[start RECORDED INFORMATION]

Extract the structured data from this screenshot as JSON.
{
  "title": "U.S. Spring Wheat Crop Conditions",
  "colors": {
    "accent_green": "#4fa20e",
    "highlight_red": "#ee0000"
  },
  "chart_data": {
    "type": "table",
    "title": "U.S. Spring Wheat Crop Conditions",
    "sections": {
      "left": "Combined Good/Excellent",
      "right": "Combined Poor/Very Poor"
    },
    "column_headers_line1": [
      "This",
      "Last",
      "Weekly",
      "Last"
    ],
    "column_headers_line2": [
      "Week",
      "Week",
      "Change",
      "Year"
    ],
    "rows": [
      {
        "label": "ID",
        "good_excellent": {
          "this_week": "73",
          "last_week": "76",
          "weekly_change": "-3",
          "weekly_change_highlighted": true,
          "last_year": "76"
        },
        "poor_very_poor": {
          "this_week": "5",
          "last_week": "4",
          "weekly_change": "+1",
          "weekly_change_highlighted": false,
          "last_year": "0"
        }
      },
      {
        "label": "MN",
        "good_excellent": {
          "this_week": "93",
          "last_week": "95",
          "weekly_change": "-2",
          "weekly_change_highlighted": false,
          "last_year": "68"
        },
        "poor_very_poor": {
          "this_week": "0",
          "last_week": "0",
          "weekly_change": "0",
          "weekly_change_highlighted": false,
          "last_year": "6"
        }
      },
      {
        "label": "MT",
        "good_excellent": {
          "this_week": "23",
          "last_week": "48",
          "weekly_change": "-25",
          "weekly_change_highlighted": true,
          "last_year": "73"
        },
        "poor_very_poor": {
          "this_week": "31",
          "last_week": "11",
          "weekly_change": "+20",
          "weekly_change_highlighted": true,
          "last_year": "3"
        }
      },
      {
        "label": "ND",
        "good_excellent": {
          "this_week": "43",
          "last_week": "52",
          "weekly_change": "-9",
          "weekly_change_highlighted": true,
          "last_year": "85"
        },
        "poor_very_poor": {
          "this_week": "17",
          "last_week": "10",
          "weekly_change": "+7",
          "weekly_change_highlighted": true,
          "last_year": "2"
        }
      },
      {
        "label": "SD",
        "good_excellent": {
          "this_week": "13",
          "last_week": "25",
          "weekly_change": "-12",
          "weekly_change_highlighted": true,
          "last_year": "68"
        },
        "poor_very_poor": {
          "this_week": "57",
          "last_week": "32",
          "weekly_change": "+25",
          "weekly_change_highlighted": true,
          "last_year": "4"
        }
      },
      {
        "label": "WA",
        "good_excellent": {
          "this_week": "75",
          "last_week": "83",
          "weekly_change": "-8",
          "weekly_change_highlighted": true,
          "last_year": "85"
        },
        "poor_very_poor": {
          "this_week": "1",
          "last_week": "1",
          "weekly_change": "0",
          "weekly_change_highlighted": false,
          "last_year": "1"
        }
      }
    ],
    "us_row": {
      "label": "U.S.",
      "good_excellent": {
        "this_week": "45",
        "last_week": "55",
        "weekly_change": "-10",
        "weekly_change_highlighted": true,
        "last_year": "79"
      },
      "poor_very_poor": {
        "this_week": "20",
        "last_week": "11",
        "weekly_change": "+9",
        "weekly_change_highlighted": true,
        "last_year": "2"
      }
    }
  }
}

[end RECORDED INFORMATION]

- _SHORT EXERCISE_
Please reproduce every line of the material word for word.

- _TASK RESPONSE_
Extract the structured data from this screenshot as JSON.
{
  "title": "U.S. Spring Wheat Crop Conditions",
  "colors": {
    "accent_green": "#4fa20e",
    "highlight_red": "#ee0000"
  },
  "chart_data": {
    "type": "table",
    "title": "U.S. Spring Wheat Crop Conditions",
    "sections": {
      "left": "Combined Good/Excellent",
      "right": "Combined Poor/Very Poor"
    },
    "column_headers_line1": [
      "This",
      "Last",
      "Weekly",
      "Last"
    ],
    "column_headers_line2": [
      "Week",
      "Week",
      "Change",
      "Year"
    ],
    "rows": [
      {
        "label": "ID",
        "good_excellent": {
          "this_week": "73",
          "last_week": "76",
          "weekly_change": "-3",
          "weekly_change_highlighted": true,
          "last_year": "76"
        },
        "poor_very_poor": {
          "this_week": "5",
          "last_week": "4",
          "weekly_change": "+1",
          "weekly_change_highlighted": false,
          "last_year": "0"
        }
      },
      {
        "label": "MN",
        "good_excellent": {
          "this_week": "93",
          "last_week": "95",
          "weekly_change": "-2",
          "weekly_change_highlighted": false,
          "last_year": "68"
        },
        "poor_very_poor": {
          "this_week": "0",
          "last_week": "0",
          "weekly_change": "0",
          "weekly_change_highlighted": false,
          "last_year": "6"
        }
      },
      {
        "label": "MT",
        "good_excellent": {
          "this_week": "23",
          "last_week": "48",
          "weekly_change": "-25",
          "weekly_change_highlighted": true,
          "last_year": "73"
        },
        "poor_very_poor": {
          "this_week": "31",
          "last_week": "11",
          "weekly_change": "+20",
          "weekly_change_highlighted": true,
          "last_year": "3"
        }
      },
      {
        "label": "ND",
        "good_excellent": {
          "this_week": "43",
          "last_week": "52",
          "weekly_change": "-9",
          "weekly_change_highlighted": true,
          "last_year": "85"
        },
        "poor_very_poor": {
          "this_week": "17",
          "last_week": "10",
          "weekly_change": "+7",
          "weekly_change_highlighted": true,
          "last_year": "2"
        }
      },
      {
        "label": "SD",
        "good_excellent": {
          "this_week": "13",
          "last_week": "25",
          "weekly_change": "-12",
          "weekly_change_highlighted": true,
          "last_year": "68"
        },
        "poor_very_poor": {
          "this_week": "57",
          "last_week": "32",
          "weekly_change": "+25",
          "weekly_change_highlighted": true,
          "last_year": "4"
        }
      },
      {
        "label": "WA",
        "good_excellent": {
          "this_week": "75",
          "last_week": "83",
          "weekly_change": "-8",
          "weekly_change_highlighted": true,
          "last_year": "85"
        },
        "poor_very_poor": {
          "this_week": "1",
          "last_week": "1",
          "weekly_change": "0",
          "weekly_change_highlighted": false,
          "last_year": "1"
        }
      }
    ],
    "us_row": {
      "label": "U.S.",
      "good_excellent": {
        "this_week": "45",
        "last_week": "55",
        "weekly_change": "-10",
        "weekly_change_highlighted": true,
        "last_year": "79"
      },
      "poor_very_poor": {
        "this_week": "20",
        "last_week": "11",
        "weekly_change": "+9",
        "weekly_change_highlighted": true,
        "last_year": "2"
      }
    }
  }
}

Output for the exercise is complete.